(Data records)
--- start ---

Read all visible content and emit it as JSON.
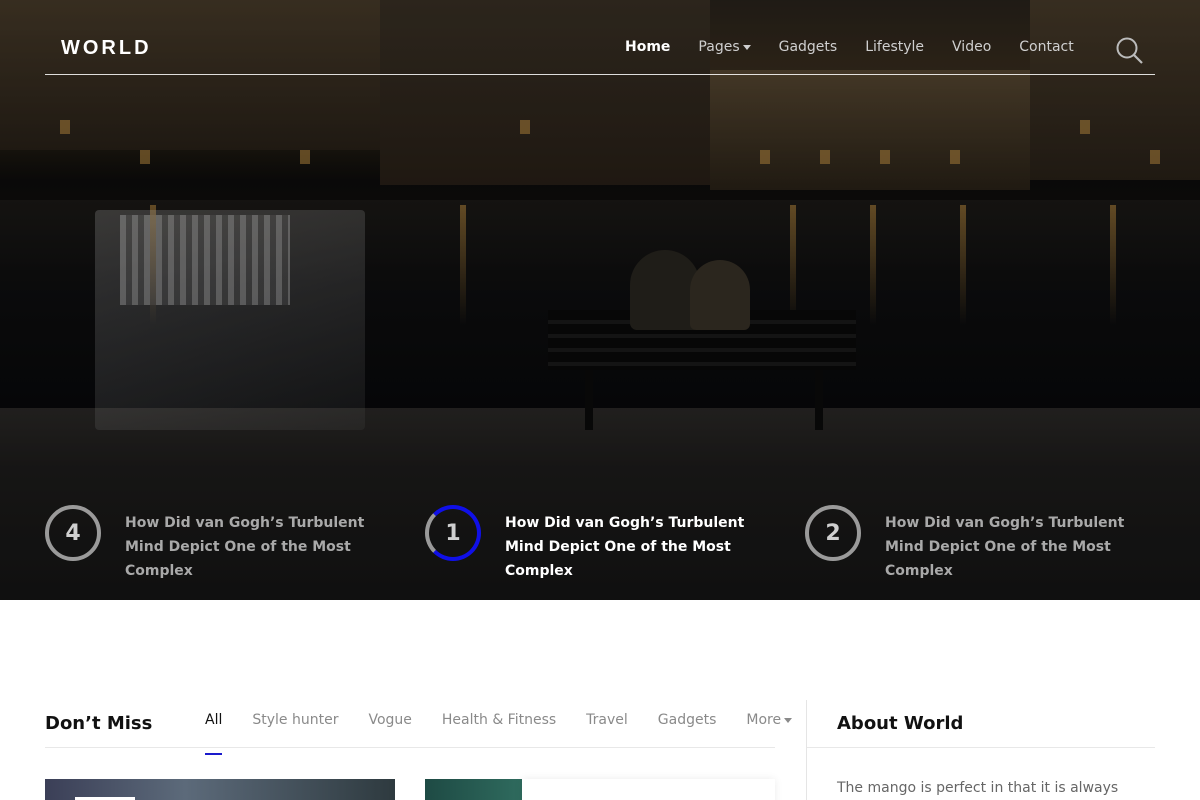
{
  "nav": {
    "logo": "WORLD",
    "items": [
      {
        "label": "Home",
        "active": true,
        "dropdown": false
      },
      {
        "label": "Pages",
        "active": false,
        "dropdown": true
      },
      {
        "label": "Gadgets",
        "active": false,
        "dropdown": false
      },
      {
        "label": "Lifestyle",
        "active": false,
        "dropdown": false
      },
      {
        "label": "Video",
        "active": false,
        "dropdown": false
      },
      {
        "label": "Contact",
        "active": false,
        "dropdown": false
      }
    ],
    "search_icon": "search-icon"
  },
  "hero_slides": [
    {
      "number": "4",
      "title": "How Did van Gogh’s Turbulent Mind Depict One of the Most Complex",
      "active": false
    },
    {
      "number": "1",
      "title": "How Did van Gogh’s Turbulent Mind Depict One of the Most Complex",
      "active": true
    },
    {
      "number": "2",
      "title": "How Did van Gogh’s Turbulent Mind Depict One of the Most Complex",
      "active": false
    }
  ],
  "dont_miss": {
    "title": "Don’t Miss",
    "tabs": [
      {
        "label": "All",
        "active": true
      },
      {
        "label": "Style hunter",
        "active": false
      },
      {
        "label": "Vogue",
        "active": false
      },
      {
        "label": "Health & Fitness",
        "active": false
      },
      {
        "label": "Travel",
        "active": false
      },
      {
        "label": "Gadgets",
        "active": false
      },
      {
        "label": "More",
        "active": false,
        "dropdown": true
      }
    ]
  },
  "about": {
    "title": "About World",
    "text": "The mango is perfect in that it is always"
  },
  "colors": {
    "accent": "#1010e8",
    "tab_underline": "#1a1acc"
  }
}
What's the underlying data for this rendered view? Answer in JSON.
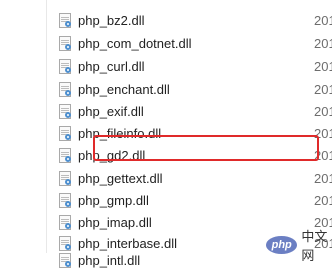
{
  "files": [
    {
      "name": "php_bz2.dll",
      "date": "201"
    },
    {
      "name": "php_com_dotnet.dll",
      "date": "201"
    },
    {
      "name": "php_curl.dll",
      "date": "201"
    },
    {
      "name": "php_enchant.dll",
      "date": "201"
    },
    {
      "name": "php_exif.dll",
      "date": "201"
    },
    {
      "name": "php_fileinfo.dll",
      "date": "201"
    },
    {
      "name": "php_gd2.dll",
      "date": "201"
    },
    {
      "name": "php_gettext.dll",
      "date": "201"
    },
    {
      "name": "php_gmp.dll",
      "date": "201"
    },
    {
      "name": "php_imap.dll",
      "date": "201"
    },
    {
      "name": "php_interbase.dll",
      "date": "201"
    },
    {
      "name": "php_intl.dll",
      "date": ""
    }
  ],
  "highlighted_file": "php_gd2.dll",
  "highlight_color": "#e02a2a",
  "watermark": {
    "logo": "php",
    "text": "中文网"
  },
  "icon": "dll-file-icon"
}
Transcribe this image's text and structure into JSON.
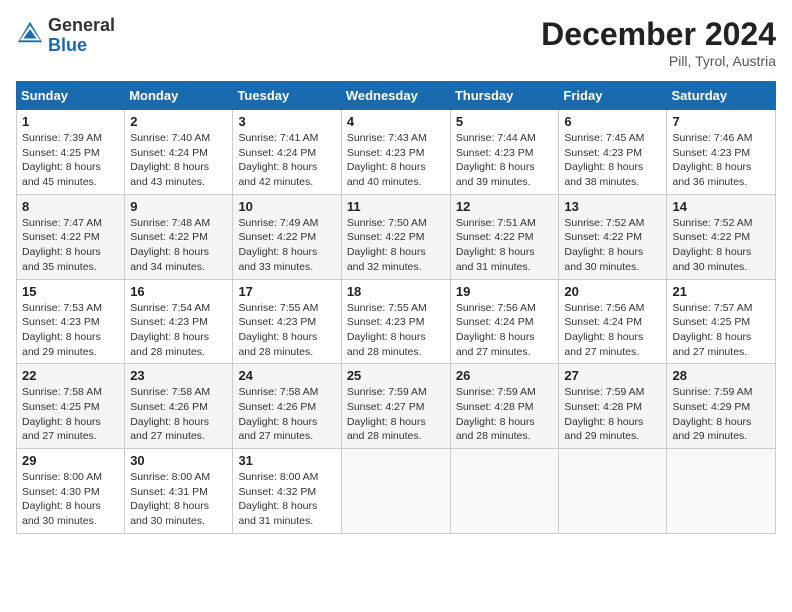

--- end ---

◆ Exercise objective
From the entries above, copy every line that holds the word "icon".

◆ Solution to this task
    "search_icon": "search-icon"
  "icon": "dll-file-icon"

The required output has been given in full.